**Excerpted data:**
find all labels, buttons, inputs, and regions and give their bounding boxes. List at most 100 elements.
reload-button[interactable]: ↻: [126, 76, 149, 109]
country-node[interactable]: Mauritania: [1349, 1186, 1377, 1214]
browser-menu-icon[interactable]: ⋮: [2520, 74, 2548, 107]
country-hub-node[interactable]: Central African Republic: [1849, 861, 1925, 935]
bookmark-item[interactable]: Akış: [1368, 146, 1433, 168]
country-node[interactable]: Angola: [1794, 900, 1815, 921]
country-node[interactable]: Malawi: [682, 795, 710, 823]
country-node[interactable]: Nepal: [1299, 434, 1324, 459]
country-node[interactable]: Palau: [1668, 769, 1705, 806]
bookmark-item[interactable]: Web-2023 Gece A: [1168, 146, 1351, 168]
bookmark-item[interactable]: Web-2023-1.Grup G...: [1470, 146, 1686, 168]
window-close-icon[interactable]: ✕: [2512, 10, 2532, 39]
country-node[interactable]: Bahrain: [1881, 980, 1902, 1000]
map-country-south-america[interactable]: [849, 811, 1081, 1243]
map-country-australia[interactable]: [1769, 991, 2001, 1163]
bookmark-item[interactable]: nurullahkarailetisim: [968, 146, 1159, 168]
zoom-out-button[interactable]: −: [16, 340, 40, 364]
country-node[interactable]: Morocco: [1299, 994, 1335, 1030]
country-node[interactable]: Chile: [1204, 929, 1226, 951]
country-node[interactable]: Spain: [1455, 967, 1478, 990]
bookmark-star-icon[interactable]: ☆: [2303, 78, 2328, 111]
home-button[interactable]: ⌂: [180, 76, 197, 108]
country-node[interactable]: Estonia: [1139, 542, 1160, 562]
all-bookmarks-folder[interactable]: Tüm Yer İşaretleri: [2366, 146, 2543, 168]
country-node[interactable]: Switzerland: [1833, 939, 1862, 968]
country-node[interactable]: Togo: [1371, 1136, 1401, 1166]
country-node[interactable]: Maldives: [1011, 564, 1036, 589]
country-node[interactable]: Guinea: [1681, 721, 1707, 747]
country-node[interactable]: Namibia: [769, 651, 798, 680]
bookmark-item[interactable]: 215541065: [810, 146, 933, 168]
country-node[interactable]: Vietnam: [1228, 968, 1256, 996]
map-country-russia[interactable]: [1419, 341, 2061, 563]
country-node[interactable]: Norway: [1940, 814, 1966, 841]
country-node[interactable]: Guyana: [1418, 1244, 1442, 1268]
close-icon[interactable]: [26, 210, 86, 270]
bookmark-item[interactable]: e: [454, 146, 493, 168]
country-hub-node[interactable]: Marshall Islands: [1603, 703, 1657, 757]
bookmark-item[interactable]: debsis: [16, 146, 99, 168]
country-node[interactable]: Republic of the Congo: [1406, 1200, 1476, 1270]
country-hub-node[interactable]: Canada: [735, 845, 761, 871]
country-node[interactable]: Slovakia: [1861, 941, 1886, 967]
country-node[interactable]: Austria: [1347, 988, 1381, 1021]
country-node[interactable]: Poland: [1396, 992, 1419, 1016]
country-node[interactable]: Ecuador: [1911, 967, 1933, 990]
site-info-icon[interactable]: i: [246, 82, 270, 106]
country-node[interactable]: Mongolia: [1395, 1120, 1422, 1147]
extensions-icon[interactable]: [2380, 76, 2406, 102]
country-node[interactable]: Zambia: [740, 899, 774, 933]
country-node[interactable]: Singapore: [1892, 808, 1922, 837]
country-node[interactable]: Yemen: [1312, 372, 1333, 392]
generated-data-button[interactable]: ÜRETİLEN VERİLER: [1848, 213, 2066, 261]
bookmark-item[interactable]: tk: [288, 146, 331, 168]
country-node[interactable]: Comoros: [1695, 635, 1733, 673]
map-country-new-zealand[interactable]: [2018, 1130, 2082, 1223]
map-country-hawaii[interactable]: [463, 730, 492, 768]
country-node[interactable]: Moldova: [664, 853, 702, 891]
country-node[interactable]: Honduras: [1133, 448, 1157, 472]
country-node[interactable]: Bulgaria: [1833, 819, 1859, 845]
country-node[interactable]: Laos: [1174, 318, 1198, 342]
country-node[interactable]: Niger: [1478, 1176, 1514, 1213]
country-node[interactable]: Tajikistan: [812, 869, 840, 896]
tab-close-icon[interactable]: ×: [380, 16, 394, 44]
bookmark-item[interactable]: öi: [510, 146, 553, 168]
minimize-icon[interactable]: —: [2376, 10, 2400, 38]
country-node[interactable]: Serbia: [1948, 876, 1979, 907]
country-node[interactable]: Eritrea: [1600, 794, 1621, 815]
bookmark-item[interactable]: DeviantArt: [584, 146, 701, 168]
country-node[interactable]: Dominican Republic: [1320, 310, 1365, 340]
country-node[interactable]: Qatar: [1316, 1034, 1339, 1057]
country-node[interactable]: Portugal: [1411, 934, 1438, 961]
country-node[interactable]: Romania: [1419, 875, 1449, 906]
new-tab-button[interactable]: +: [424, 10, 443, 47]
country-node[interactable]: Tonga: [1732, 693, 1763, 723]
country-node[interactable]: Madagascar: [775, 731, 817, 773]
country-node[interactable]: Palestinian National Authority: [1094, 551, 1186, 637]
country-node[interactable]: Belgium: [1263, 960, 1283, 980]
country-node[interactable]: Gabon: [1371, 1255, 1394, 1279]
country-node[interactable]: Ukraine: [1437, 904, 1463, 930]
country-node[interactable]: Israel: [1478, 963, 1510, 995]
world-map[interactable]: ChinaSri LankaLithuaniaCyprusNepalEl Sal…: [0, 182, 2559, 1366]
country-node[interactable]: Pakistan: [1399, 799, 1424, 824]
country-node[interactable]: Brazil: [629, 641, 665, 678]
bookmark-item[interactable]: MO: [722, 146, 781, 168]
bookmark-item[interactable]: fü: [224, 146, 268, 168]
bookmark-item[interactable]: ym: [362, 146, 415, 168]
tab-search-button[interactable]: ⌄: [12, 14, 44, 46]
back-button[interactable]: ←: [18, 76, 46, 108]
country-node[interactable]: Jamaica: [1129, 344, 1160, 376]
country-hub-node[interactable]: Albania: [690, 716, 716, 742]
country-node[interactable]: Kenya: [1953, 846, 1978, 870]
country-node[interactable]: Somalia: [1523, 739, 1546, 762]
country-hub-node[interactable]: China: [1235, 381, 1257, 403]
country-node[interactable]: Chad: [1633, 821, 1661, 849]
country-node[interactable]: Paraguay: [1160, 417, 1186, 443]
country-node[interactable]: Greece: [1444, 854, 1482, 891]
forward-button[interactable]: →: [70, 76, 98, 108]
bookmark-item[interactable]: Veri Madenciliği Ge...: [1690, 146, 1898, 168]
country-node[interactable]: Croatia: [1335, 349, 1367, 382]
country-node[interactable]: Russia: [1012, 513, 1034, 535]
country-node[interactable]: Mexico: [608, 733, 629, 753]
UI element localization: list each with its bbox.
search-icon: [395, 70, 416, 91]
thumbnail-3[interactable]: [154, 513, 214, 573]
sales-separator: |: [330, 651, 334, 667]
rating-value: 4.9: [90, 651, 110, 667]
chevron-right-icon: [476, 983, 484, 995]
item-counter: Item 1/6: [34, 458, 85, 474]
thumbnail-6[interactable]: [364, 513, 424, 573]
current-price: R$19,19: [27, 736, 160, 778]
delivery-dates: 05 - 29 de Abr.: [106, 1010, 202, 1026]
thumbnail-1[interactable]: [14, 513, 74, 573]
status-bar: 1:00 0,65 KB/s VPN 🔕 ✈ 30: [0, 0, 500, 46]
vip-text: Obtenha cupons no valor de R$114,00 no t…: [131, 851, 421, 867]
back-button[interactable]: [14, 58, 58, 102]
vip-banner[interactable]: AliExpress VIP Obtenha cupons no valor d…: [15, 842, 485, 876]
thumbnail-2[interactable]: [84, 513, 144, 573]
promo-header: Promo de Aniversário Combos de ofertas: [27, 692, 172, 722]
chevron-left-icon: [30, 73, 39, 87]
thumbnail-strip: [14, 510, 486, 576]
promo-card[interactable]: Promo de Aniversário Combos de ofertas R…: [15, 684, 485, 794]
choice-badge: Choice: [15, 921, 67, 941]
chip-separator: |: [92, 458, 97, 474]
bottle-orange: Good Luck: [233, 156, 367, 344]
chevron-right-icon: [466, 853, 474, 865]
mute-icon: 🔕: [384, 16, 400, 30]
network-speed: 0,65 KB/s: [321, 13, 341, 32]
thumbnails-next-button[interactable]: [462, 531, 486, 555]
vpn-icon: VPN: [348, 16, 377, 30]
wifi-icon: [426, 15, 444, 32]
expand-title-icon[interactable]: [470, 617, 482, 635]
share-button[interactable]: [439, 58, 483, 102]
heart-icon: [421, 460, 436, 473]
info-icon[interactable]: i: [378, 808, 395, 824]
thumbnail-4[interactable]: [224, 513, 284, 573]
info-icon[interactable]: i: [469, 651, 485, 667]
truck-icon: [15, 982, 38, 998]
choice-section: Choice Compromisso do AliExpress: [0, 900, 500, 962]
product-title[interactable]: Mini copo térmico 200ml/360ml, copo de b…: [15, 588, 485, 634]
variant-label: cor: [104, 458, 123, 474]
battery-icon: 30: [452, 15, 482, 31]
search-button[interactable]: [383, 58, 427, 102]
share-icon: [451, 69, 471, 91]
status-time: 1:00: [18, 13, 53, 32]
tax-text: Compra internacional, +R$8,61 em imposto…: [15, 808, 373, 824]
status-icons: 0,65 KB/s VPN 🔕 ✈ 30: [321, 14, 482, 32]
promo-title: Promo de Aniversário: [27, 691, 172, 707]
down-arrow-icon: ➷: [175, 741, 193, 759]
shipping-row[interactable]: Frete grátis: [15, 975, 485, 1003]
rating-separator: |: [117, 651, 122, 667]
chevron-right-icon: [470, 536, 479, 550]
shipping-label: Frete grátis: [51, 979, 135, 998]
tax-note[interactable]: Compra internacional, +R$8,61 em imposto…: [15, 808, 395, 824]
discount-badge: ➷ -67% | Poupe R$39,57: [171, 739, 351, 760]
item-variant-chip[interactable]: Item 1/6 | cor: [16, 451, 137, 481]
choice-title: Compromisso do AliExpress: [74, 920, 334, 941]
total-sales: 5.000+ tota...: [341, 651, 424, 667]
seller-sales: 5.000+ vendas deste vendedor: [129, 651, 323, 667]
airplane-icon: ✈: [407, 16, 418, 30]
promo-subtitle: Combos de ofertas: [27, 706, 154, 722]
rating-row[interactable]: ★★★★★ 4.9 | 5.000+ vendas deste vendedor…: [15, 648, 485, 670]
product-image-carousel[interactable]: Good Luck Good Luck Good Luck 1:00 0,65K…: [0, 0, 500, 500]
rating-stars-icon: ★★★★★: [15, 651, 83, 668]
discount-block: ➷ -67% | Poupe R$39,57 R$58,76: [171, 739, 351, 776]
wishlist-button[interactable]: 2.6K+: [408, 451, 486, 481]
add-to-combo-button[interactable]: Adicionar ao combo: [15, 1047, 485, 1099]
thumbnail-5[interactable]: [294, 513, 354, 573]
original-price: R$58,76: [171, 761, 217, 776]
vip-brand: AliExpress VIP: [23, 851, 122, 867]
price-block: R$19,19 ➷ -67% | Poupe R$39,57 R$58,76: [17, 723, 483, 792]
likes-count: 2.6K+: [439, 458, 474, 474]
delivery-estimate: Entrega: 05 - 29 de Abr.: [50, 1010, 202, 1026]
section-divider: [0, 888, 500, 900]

**What is asked:** List every line of the listing above that contains the string "section".

**Solution to this exercise:**
choice-section: Choice Compromisso do AliExpress: [0, 900, 500, 962]
section-divider: [0, 888, 500, 900]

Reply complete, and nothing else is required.